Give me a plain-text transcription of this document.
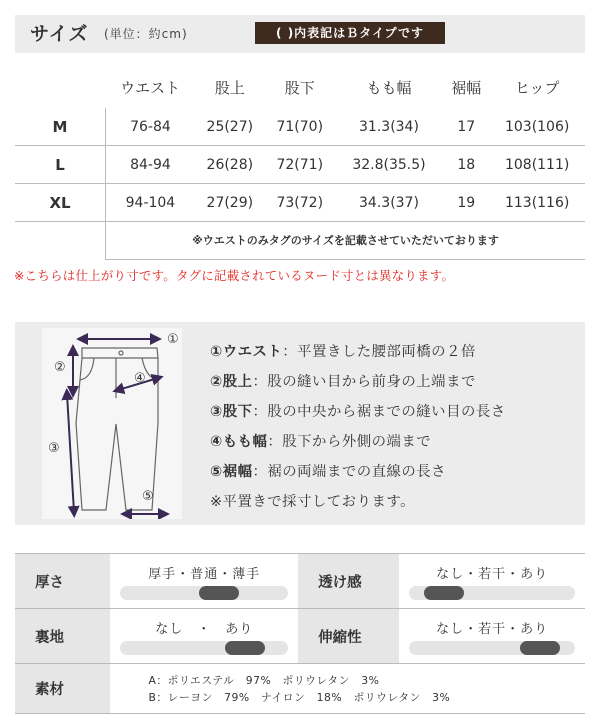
サイズ (単位：約cm)	( )内表記はＢタイプです
	ウエスト	股上	股下	もも幅	裾幅	ヒップ
M	76-84	25(27)	71(70)	31.3(34)	17	103(106)
L	84-94	26(28)	72(71)	32.8(35.5)	18	108(111)
XL	94-104	27(29)	73(72)	34.3(37)	19	113(116)
	※ウエストのみタグのサイズを記載させていただいております					
※こちらは仕上がり寸です。タグに記載されているヌード寸とは異なります。
①
②
③
④
⑤
①ウエスト：平置きした腰部両橋の２倍
②股上：股の縫い目から前身の上端まで
③股下：股の中央から裾までの縫い目の長さ
④もも幅：股下から外側の端まで
⑤裾幅：裾の両端までの直線の長さ
※平置きで採寸しております。
厚さ	厚手・普通・薄手	透け感	なし・若干・あり

裏地	なし　・　あり	伸縮性	なし・若干・あり

素材	A：ポリエステル　97%　ポリウレタン　3%
B：レーヨン　79%　ナイロン　18%　ポリウレタン　3%		
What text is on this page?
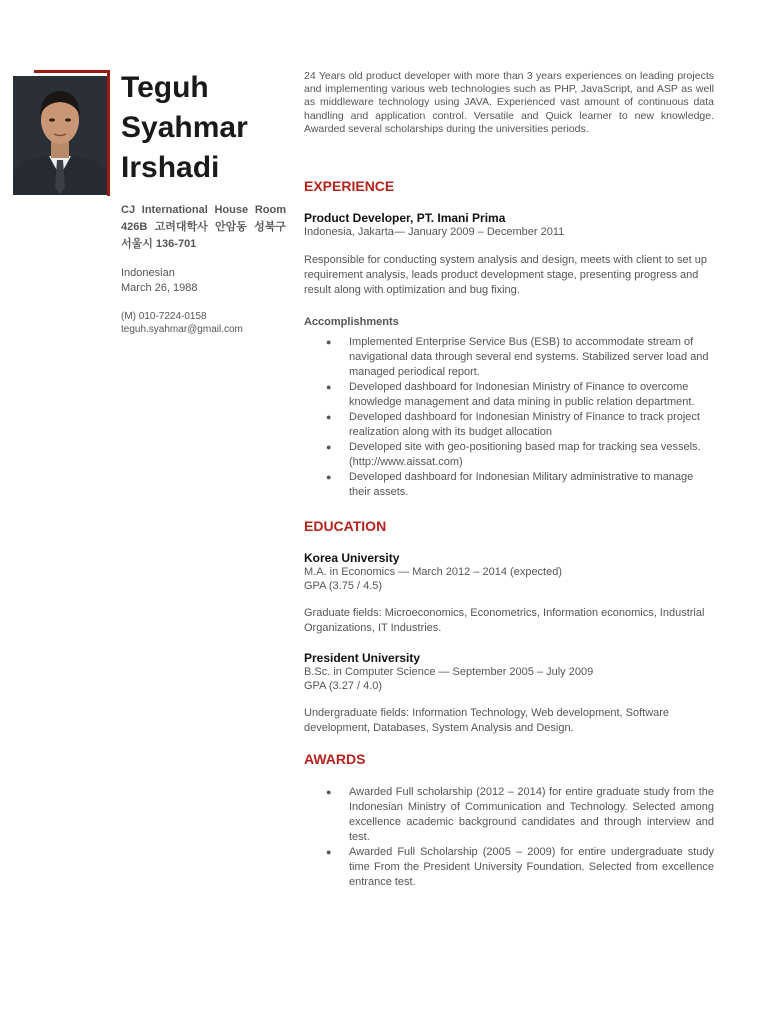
Teguh
Syahmar
Irshadi
CJ International House Room
426B 고려대학사 안암동 성북구
서울시 136-701
Indonesian
March 26, 1988
(M) 010-7224-0158
teguh.syahmar@gmail.com

24 Years old product developer with more than 3 years experiences on leading projects and implementing various web technologies such as PHP, JavaScript, and ASP as well as middleware technology using JAVA. Experienced vast amount of continuous data handling and application control. Versatile and Quick learner to new knowledge. Awarded several scholarships during the universities periods.

EXPERIENCE
Product Developer, PT. Imani Prima
Indonesia, Jakarta— January 2009 – December 2011
Responsible for conducting system analysis and design, meets with client to set up requirement analysis, leads product development stage, presenting progress and result along with optimization and bug fixing.
Accomplishments
● Implemented Enterprise Service Bus (ESB) to accommodate stream of navigational data through several end systems. Stabilized server load and managed periodical report.
● Developed dashboard for Indonesian Ministry of Finance to overcome knowledge management and data mining in public relation department.
● Developed dashboard for Indonesian Ministry of Finance to track project realization along with its budget allocation
● Developed site with geo-positioning based map for tracking sea vessels. (http://www.aissat.com)
● Developed dashboard for Indonesian Military administrative to manage their assets.
EDUCATION
Korea University
M.A. in Economics — March 2012 – 2014 (expected)
GPA (3.75 / 4.5)
Graduate fields: Microeconomics, Econometrics, Information economics, Industrial Organizations, IT Industries.
President University
B.Sc. in Computer Science — September 2005 – July 2009
GPA (3.27 / 4.0)
Undergraduate fields: Information Technology, Web development, Software development, Databases, System Analysis and Design.
AWARDS
● Awarded Full scholarship (2012 – 2014) for entire graduate study from the Indonesian Ministry of Communication and Technology. Selected among excellence academic background candidates and through interview and test.
● Awarded Full Scholarship (2005 – 2009) for entire undergraduate study time From the President University Foundation. Selected from excellence entrance test.
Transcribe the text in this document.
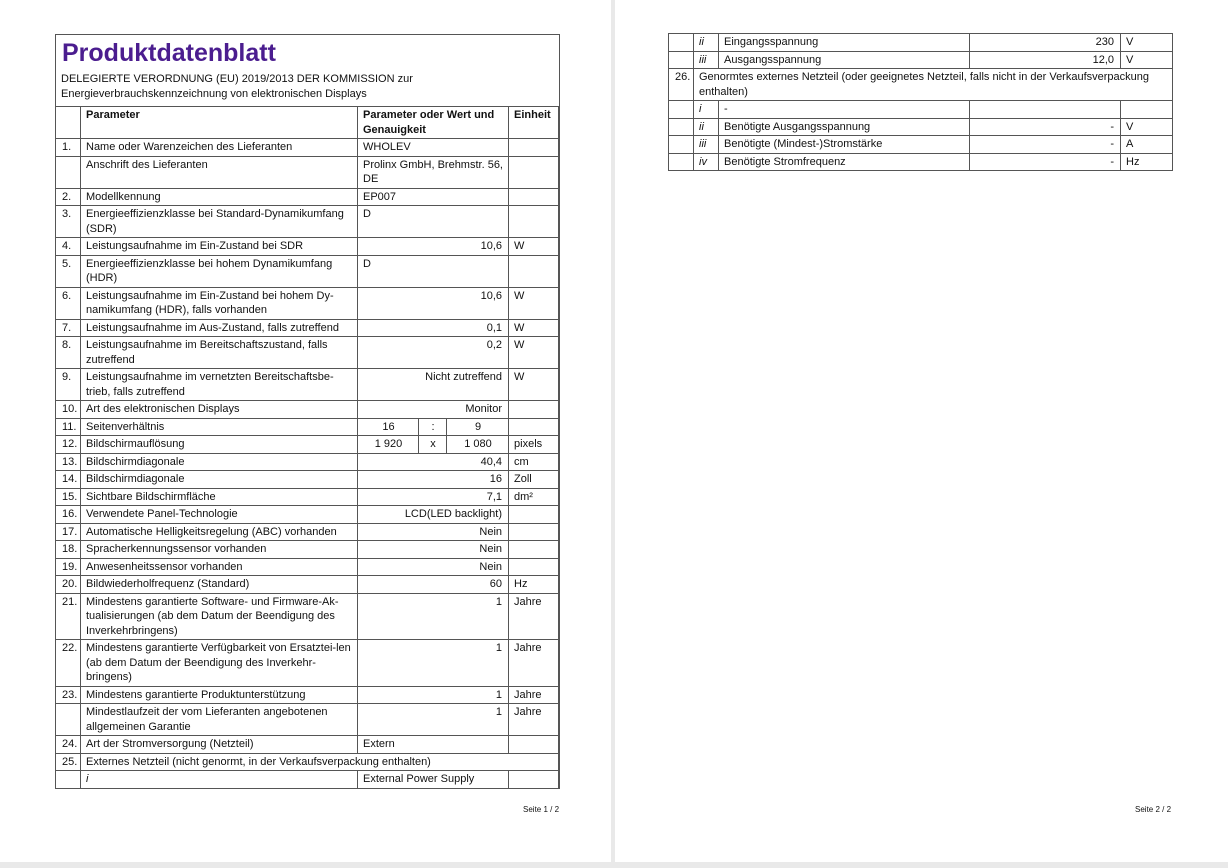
Produktdatenblatt
DELEGIERTE VERORDNUNG (EU) 2019/2013 DER KOMMISSION zur
Energieverbrauchskennzeichnung von elektronischen Displays
	Parameter	Parameter oder Wert und Genauigkeit			Einheit
1.	Name oder Warenzeichen des Lieferanten	WHOLEV			
	Anschrift des Lieferanten	Prolinx GmbH, Brehmstr. 56, DE			
2.	Modellkennung	EP007			
3.	Energieeffizienzklasse bei Standard-Dynamikumfang (SDR)	D			
4.	Leistungsaufnahme im Ein-Zustand bei SDR	10,6			W
5.	Energieeffizienzklasse bei hohem Dynamikumfang (HDR)	D			
6.	Leistungsaufnahme im Ein-Zustand bei hohem Dy-namikumfang (HDR), falls vorhanden	10,6			W
7.	Leistungsaufnahme im Aus-Zustand, falls zutreffend	0,1			W
8.	Leistungsaufnahme im Bereitschaftszustand, falls zutreffend	0,2			W
9.	Leistungsaufnahme im vernetzten Bereitschaftsbe-trieb, falls zutreffend	Nicht zutreffend			W
10.	Art des elektronischen Displays	Monitor			
11.	Seitenverhältnis	16	:	9	
12.	Bildschirmauflösung	1 920	x	1 080	pixels
13.	Bildschirmdiagonale	40,4			cm
14.	Bildschirmdiagonale	16			Zoll
15.	Sichtbare Bildschirmfläche	7,1			dm²
16.	Verwendete Panel-Technologie	LCD(LED backlight)			
17.	Automatische Helligkeitsregelung (ABC) vorhanden	Nein			
18.	Spracherkennungssensor vorhanden	Nein			
19.	Anwesenheitssensor vorhanden	Nein			
20.	Bildwiederholfrequenz (Standard)	60			Hz
21.	Mindestens garantierte Software- und Firmware-Ak-tualisierungen (ab dem Datum der Beendigung des Inverkehrbringens)	1			Jahre
22.	Mindestens garantierte Verfügbarkeit von Ersatztei-len (ab dem Datum der Beendigung des Inverkehr-bringens)	1			Jahre
23.	Mindestens garantierte Produktunterstützung	1			Jahre
	Mindestlaufzeit der vom Lieferanten angebotenen allgemeinen Garantie	1			Jahre
24.	Art der Stromversorgung (Netzteil)	Extern			
25.	Externes Netzteil (nicht genormt, in der Verkaufsverpackung enthalten)				
	i	External Power Supply			
Seite 1 / 2
	ii	Eingangsspannung	230	V
	iii	Ausgangsspannung	12,0	V
26.	Genormtes externes Netzteil (oder geeignetes Netzteil, falls nicht in der Verkaufsverpackung enthalten)			
	i	-		
	ii	Benötigte Ausgangsspannung	-	V
	iii	Benötigte (Mindest-)Stromstärke	-	A
	iv	Benötigte Stromfrequenz	-	Hz
Seite 2 / 2
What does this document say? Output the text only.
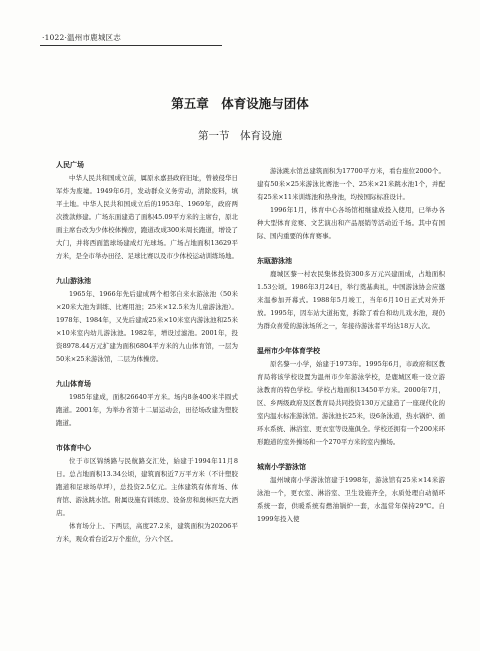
·1022·温州市鹿城区志
第五章　体育设施与团体
第一节　体育设施
人民广场

中华人民共和国成立前，属原永嘉县政府旧址，曾被侵华日军炸为废墟。1949年6月，发动群众义务劳动，清除废料，填平土地。中华人民共和国成立后的1953年、1969年，政府两次拨款修建。广场东面建造了面积45.09平方米的主席台，原北面主席台改为少体校体操房，跑道改成300米周长跑道，增设了大门，并将西面篮球场建成灯光球场。广场占地面积13629平方米，是全市举办田径、足球比赛以及市少体校运动训练场地。

九山游泳池

1965年、1966年先后建成两个相邻自来水游泳池（50米×20米大池为训练、比赛用池；25米×12.5米为儿童游泳池）。1978年、1984年，又先后建成25米×10米室内游泳池和25米×10米室内幼儿游泳池。1982年，增设过滤池。2001年，投资8978.44万元扩建为面积6804平方米的九山体育馆，一层为50米×25米游泳馆，二层为体操房。

九山体育场

1985年建成，面积26640平方米。场内8条400米半圆式跑道。2001年，为举办省第十二届运动会，田径场改建为塑胶跑道。

市体育中心

位于市区锦绣路与民航路交汇处，始建于1994年11月8日。总占地面积13.34公顷，建筑面积近7万平方米（不计塑胶跑道和足球场草坪），总投资2.5亿元。主体建筑有体育场、体育馆、游泳跳水馆。附属设施有训练房、设备房和奥林匹克大酒店。

体育场分上、下两层，高度27.2米，建筑面积为20206平方米，观众看台近2万个座位，分六个区。

游泳跳水馆总建筑面积为17700平方米，看台座位2000个。建有50米×25米游泳比赛池一个、25米×21米跳水池1个，并配有25米×11米训练池和热身池，均按国际标准设计。

1996年1月，体育中心各场馆相继建成投入使用，已举办各种大型体育竞赛、文艺演出和产品展销等活动近千场。其中有国际、国内重要的体育赛事。

东瓯游泳池

鹿城区黎一村农民集体投资300多万元兴建面成，占地面积1.53公顷。1986年3月24日，举行奠基典礼，中国游泳协会应邀来温参加开幕式。1988年5月竣工，当年6月10日正式对外开放。1995年，因车站大道拓宽，拆除了看台和幼儿戏水池，现仍为群众喜爱的游泳场所之一，年接待游泳者平均达18万人次。

温州市少年体育学校

原名黎一小学，始建于1973年。1995年6月，市政府和区教育局将该学校设置为温州市少年游泳学校，是鹿城区唯一设立游泳教育的特色学校。学校占地面积13450平方米。2000年7月，区、乡两级政府及区教育局共同投资130万元建造了一座现代化的室内温水标准游泳馆。游泳池长25米，设6条泳道，热水锅炉、循环水系统、淋浴室、更衣室等设施俱全。学校还拥有一个200米环形跑道的室外操场和一个270平方米的室内操场。

城南小学游泳馆

温州城南小学游泳馆建于1998年，游泳馆有25米×14米游泳池一个，更衣室、淋浴室、卫生设施齐全，水质处理自动循环系统一套，供暖系统有燃油锅炉一套，水温常年保持29℃。自1999年投入使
== == ==
What is asked:
Your answer should be a single number: the count of lines containing the word "elektronischen".

Final answer:
2